PROBLEM REQUIREMENTS:
Output each entry exactly; skip nothing.

GIVEN INFORMATION:

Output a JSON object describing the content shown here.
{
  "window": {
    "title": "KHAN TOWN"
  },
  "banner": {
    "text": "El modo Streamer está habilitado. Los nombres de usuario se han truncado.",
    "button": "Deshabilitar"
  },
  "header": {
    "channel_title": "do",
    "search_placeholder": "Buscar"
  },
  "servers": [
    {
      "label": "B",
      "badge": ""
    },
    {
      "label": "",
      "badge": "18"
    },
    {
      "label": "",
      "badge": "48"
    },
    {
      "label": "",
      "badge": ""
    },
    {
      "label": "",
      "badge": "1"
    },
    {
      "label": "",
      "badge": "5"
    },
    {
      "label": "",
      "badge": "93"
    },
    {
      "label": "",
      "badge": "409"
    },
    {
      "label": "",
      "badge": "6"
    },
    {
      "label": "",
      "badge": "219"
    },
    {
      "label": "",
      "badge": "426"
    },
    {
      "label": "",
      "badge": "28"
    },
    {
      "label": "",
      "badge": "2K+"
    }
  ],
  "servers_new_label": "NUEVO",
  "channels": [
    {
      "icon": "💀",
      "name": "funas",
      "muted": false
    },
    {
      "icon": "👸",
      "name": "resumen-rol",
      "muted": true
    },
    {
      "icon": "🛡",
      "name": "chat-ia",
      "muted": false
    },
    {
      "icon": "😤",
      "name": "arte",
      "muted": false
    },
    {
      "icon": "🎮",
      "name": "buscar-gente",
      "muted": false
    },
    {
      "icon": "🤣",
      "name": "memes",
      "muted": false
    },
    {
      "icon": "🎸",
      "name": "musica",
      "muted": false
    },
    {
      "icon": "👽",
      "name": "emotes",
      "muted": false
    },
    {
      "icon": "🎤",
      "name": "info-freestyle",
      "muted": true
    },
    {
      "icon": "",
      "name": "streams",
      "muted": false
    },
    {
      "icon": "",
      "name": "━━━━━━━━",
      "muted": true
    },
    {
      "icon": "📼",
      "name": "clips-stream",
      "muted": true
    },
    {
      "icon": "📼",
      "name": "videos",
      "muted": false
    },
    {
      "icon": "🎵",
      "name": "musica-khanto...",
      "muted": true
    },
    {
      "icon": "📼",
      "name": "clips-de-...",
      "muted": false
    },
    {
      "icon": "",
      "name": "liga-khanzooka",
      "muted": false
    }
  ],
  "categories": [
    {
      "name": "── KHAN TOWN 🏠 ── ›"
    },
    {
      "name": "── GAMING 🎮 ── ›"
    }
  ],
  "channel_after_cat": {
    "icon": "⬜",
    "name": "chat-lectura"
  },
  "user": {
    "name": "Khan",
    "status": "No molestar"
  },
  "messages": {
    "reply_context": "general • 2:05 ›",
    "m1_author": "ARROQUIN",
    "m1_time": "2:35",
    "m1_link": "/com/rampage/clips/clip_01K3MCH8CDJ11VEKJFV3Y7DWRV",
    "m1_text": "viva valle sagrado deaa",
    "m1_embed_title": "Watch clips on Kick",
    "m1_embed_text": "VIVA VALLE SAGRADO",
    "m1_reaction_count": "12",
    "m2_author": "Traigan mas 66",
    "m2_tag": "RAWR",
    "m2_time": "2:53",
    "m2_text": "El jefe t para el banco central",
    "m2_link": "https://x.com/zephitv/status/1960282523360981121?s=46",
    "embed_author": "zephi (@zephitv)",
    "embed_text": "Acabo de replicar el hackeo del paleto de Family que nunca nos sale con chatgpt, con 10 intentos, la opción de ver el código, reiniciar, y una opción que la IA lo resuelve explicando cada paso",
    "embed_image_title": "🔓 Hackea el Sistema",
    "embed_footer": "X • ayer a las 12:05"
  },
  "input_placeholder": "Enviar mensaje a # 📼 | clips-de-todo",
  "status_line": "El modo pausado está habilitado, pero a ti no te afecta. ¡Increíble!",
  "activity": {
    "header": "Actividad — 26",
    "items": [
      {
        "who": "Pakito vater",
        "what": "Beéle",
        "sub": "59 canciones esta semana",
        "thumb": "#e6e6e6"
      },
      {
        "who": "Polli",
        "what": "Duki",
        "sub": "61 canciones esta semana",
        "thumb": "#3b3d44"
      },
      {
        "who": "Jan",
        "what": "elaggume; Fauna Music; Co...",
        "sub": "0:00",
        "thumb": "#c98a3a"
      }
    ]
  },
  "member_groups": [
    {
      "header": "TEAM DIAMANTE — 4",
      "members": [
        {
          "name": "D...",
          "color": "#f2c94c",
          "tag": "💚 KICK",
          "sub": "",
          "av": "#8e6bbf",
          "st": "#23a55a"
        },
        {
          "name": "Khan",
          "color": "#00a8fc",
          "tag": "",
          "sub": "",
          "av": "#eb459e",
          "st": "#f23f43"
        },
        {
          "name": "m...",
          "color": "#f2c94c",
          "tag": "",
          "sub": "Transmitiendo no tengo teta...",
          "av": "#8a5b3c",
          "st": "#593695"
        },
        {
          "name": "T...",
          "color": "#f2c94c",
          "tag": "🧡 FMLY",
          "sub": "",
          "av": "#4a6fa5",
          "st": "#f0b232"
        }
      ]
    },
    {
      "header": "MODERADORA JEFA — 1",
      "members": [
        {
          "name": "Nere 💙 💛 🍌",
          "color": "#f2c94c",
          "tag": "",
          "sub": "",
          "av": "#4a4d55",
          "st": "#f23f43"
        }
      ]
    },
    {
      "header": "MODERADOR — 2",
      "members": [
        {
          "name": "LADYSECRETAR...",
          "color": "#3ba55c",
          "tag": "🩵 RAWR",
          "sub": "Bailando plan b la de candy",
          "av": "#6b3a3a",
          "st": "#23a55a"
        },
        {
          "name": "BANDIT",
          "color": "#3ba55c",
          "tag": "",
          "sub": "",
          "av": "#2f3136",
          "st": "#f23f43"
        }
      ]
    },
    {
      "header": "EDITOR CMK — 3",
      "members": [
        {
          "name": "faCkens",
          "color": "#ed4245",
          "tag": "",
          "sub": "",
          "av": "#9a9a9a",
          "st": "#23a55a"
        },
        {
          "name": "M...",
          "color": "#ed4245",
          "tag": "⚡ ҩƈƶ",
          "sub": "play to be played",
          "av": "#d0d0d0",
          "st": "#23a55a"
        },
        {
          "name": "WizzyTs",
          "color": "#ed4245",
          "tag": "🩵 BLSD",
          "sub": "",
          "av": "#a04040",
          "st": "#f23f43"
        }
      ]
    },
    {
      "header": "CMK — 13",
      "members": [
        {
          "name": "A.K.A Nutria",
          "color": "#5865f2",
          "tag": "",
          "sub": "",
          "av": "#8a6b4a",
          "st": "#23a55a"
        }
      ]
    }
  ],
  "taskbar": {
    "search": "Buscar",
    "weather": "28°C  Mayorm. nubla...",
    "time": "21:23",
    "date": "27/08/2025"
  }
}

ANSWER FOR THE TASK:
Output a JSON object describing the content shown here.
{
  "window": {
    "title": "KHAN TOWN"
  },
  "banner": {
    "text": "El modo Streamer está habilitado. Los nombres de usuario se han truncado.",
    "button": "Deshabilitar"
  },
  "header": {
    "channel_title": "do",
    "search_placeholder": "Buscar"
  },
  "servers": [
    {
      "label": "B",
      "badge": ""
    },
    {
      "label": "",
      "badge": "18"
    },
    {
      "label": "",
      "badge": "48"
    },
    {
      "label": "",
      "badge": ""
    },
    {
      "label": "",
      "badge": "1"
    },
    {
      "label": "",
      "badge": "5"
    },
    {
      "label": "",
      "badge": "93"
    },
    {
      "label": "",
      "badge": "409"
    },
    {
      "label": "",
      "badge": "6"
    },
    {
      "label": "",
      "badge": "219"
    },
    {
      "label": "",
      "badge": "426"
    },
    {
      "label": "",
      "badge": "28"
    },
    {
      "label": "",
      "badge": "2K+"
    }
  ],
  "servers_new_label": "NUEVO",
  "channels": [
    {
      "icon": "💀",
      "name": "funas",
      "muted": false
    },
    {
      "icon": "👸",
      "name": "resumen-rol",
      "muted": true
    },
    {
      "icon": "🛡",
      "name": "chat-ia",
      "muted": false
    },
    {
      "icon": "😤",
      "name": "arte",
      "muted": false
    },
    {
      "icon": "🎮",
      "name": "buscar-gente",
      "muted": false
    },
    {
      "icon": "🤣",
      "name": "memes",
      "muted": false
    },
    {
      "icon": "🎸",
      "name": "musica",
      "muted": false
    },
    {
      "icon": "👽",
      "name": "emotes",
      "muted": false
    },
    {
      "icon": "🎤",
      "name": "info-freestyle",
      "muted": true
    },
    {
      "icon": "",
      "name": "streams",
      "muted": false
    },
    {
      "icon": "",
      "name": "━━━━━━━━",
      "muted": true
    },
    {
      "icon": "📼",
      "name": "clips-stream",
      "muted": true
    },
    {
      "icon": "📼",
      "name": "videos",
      "muted": false
    },
    {
      "icon": "🎵",
      "name": "musica-khanto...",
      "muted": true
    },
    {
      "icon": "📼",
      "name": "clips-de-...",
      "muted": false
    },
    {
      "icon": "",
      "name": "liga-khanzooka",
      "muted": false
    }
  ],
  "categories": [
    {
      "name": "── KHAN TOWN 🏠 ── ›"
    },
    {
      "name": "── GAMING 🎮 ── ›"
    }
  ],
  "channel_after_cat": {
    "icon": "⬜",
    "name": "chat-lectura"
  },
  "user": {
    "name": "Khan",
    "status": "No molestar"
  },
  "messages": {
    "reply_context": "general • 2:05 ›",
    "m1_author": "ARROQUIN",
    "m1_time": "2:35",
    "m1_link": "/com/rampage/clips/clip_01K3MCH8CDJ11VEKJFV3Y7DWRV",
    "m1_text": "viva valle sagrado deaa",
    "m1_embed_title": "Watch clips on Kick",
    "m1_embed_text": "VIVA VALLE SAGRADO",
    "m1_reaction_count": "12",
    "m2_author": "Traigan mas 66",
    "m2_tag": "RAWR",
    "m2_time": "2:53",
    "m2_text": "El jefe t para el banco central",
    "m2_link": "https://x.com/zephitv/status/1960282523360981121?s=46",
    "embed_author": "zephi (@zephitv)",
    "embed_text": "Acabo de replicar el hackeo del paleto de Family que nunca nos sale con chatgpt, con 10 intentos, la opción de ver el código, reiniciar, y una opción que la IA lo resuelve explicando cada paso",
    "embed_image_title": "🔓 Hackea el Sistema",
    "embed_footer": "X • ayer a las 12:05"
  },
  "input_placeholder": "Enviar mensaje a # 📼 | clips-de-todo",
  "status_line": "El modo pausado está habilitado, pero a ti no te afecta. ¡Increíble!",
  "activity": {
    "header": "Actividad — 26",
    "items": [
      {
        "who": "Pakito vater",
        "what": "Beéle",
        "sub": "59 canciones esta semana",
        "thumb": "#e6e6e6"
      },
      {
        "who": "Polli",
        "what": "Duki",
        "sub": "61 canciones esta semana",
        "thumb": "#3b3d44"
      },
      {
        "who": "Jan",
        "what": "elaggume; Fauna Music; Co...",
        "sub": "0:00",
        "thumb": "#c98a3a"
      }
    ]
  },
  "member_groups": [
    {
      "header": "TEAM DIAMANTE — 4",
      "members": [
        {
          "name": "D...",
          "color": "#f2c94c",
          "tag": "💚 KICK",
          "sub": "",
          "av": "#8e6bbf",
          "st": "#23a55a"
        },
        {
          "name": "Khan",
          "color": "#00a8fc",
          "tag": "",
          "sub": "",
          "av": "#eb459e",
          "st": "#f23f43"
        },
        {
          "name": "m...",
          "color": "#f2c94c",
          "tag": "",
          "sub": "Transmitiendo no tengo teta...",
          "av": "#8a5b3c",
          "st": "#593695"
        },
        {
          "name": "T...",
          "color": "#f2c94c",
          "tag": "🧡 FMLY",
          "sub": "",
          "av": "#4a6fa5",
          "st": "#f0b232"
        }
      ]
    },
    {
      "header": "MODERADORA JEFA — 1",
      "members": [
        {
          "name": "Nere 💙 💛 🍌",
          "color": "#f2c94c",
          "tag": "",
          "sub": "",
          "av": "#4a4d55",
          "st": "#f23f43"
        }
      ]
    },
    {
      "header": "MODERADOR — 2",
      "members": [
        {
          "name": "LADYSECRETAR...",
          "color": "#3ba55c",
          "tag": "🩵 RAWR",
          "sub": "Bailando plan b la de candy",
          "av": "#6b3a3a",
          "st": "#23a55a"
        },
        {
          "name": "BANDIT",
          "color": "#3ba55c",
          "tag": "",
          "sub": "",
          "av": "#2f3136",
          "st": "#f23f43"
        }
      ]
    },
    {
      "header": "EDITOR CMK — 3",
      "members": [
        {
          "name": "faCkens",
          "color": "#ed4245",
          "tag": "",
          "sub": "",
          "av": "#9a9a9a",
          "st": "#23a55a"
        },
        {
          "name": "M...",
          "color": "#ed4245",
          "tag": "⚡ ҩƈƶ",
          "sub": "play to be played",
          "av": "#d0d0d0",
          "st": "#23a55a"
        },
        {
          "name": "WizzyTs",
          "color": "#ed4245",
          "tag": "🩵 BLSD",
          "sub": "",
          "av": "#a04040",
          "st": "#f23f43"
        }
      ]
    },
    {
      "header": "CMK — 13",
      "members": [
        {
          "name": "A.K.A Nutria",
          "color": "#5865f2",
          "tag": "",
          "sub": "",
          "av": "#8a6b4a",
          "st": "#23a55a"
        }
      ]
    }
  ],
  "taskbar": {
    "search": "Buscar",
    "weather": "28°C  Mayorm. nubla...",
    "time": "21:23",
    "date": "27/08/2025"
  }
}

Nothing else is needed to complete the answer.